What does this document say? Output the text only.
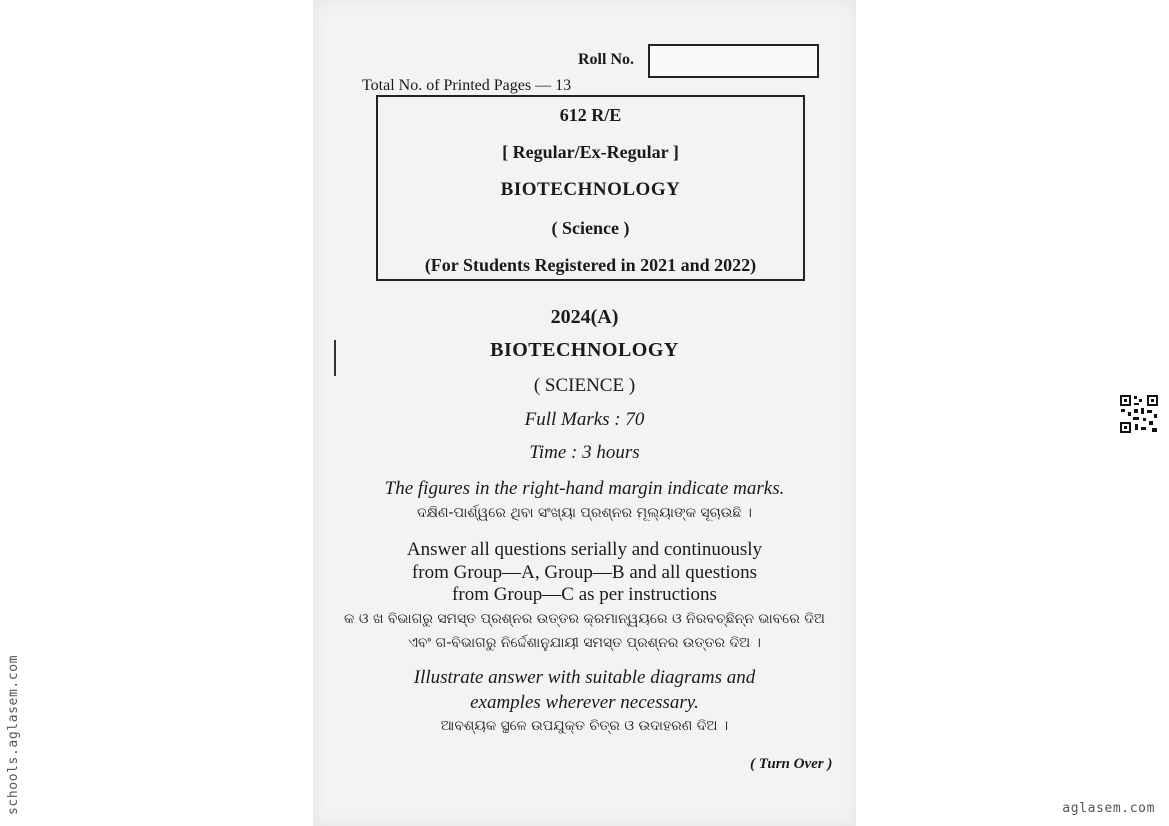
Roll No.
Total No. of Printed Pages — 13
612 R/E
[ Regular/Ex-Regular ]
BIOTECHNOLOGY
( Science )
(For Students Registered in 2021 and 2022)
2024(A)
BIOTECHNOLOGY
( SCIENCE )
Full Marks : 70
Time : 3 hours
The figures in the right-hand margin indicate marks.
ଦକ୍ଷିଣ-ପାର୍ଶ୍ୱରେ ଥିବା ସଂଖ୍ୟା ପ୍ରଶ୍ନର ମୂଲ୍ୟାଙ୍କ ସୂଚାଉଛି ।
Answer all questions serially and continuously
from Group—A, Group—B and all questions
from Group—C as per instructions
କ ଓ ଖ ବିଭାଗରୁ ସମସ୍ତ ପ୍ରଶ୍ନର ଉତ୍ତର କ୍ରମାନ୍ୱୟରେ ଓ ନିରବଚ୍ଛିନ୍ନ ଭାବରେ ଦିଅ
ଏବଂ ଗ-ବିଭାଗରୁ ନିର୍ଦ୍ଦେଶାନୁଯାୟୀ ସମସ୍ତ ପ୍ରଶ୍ନର ଉତ୍ତର ଦିଅ ।
Illustrate answer with suitable diagrams and
examples wherever necessary.
ଆବଶ୍ୟକ ସ୍ଥଳେ ଉପଯୁକ୍ତ ଚିତ୍ର ଓ ଉଦାହରଣ ଦିଅ ।
( Turn Over )
schools.aglasem.com	aglasem.com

- - - -

:: SHORT EXERCISE ::
Copy out all the data exactly; skip the pictures.

:: TASK OUTPUT ::
What does this document say? Output the text only.
Roll No.
Total No. of Printed Pages — 13
612 R/E
[ Regular/Ex-Regular ]
BIOTECHNOLOGY
( Science )
(For Students Registered in 2021 and 2022)
2024(A)
BIOTECHNOLOGY
( SCIENCE )
Full Marks : 70
Time : 3 hours
The figures in the right-hand margin indicate marks.
ଦକ୍ଷିଣ-ପାର୍ଶ୍ୱରେ ଥିବା ସଂଖ୍ୟା ପ୍ରଶ୍ନର ମୂଲ୍ୟାଙ୍କ ସୂଚାଉଛି ।
Answer all questions serially and continuously
from Group—A, Group—B and all questions
from Group—C as per instructions
କ ଓ ଖ ବିଭାଗରୁ ସମସ୍ତ ପ୍ରଶ୍ନର ଉତ୍ତର କ୍ରମାନ୍ୱୟରେ ଓ ନିରବଚ୍ଛିନ୍ନ ଭାବରେ ଦିଅ
ଏବଂ ଗ-ବିଭାଗରୁ ନିର୍ଦ୍ଦେଶାନୁଯାୟୀ ସମସ୍ତ ପ୍ରଶ୍ନର ଉତ୍ତର ଦିଅ ।
Illustrate answer with suitable diagrams and
examples wherever necessary.
ଆବଶ୍ୟକ ସ୍ଥଳେ ଉପଯୁକ୍ତ ଚିତ୍ର ଓ ଉଦାହରଣ ଦିଅ ।
( Turn Over )
schools.aglasem.com	aglasem.com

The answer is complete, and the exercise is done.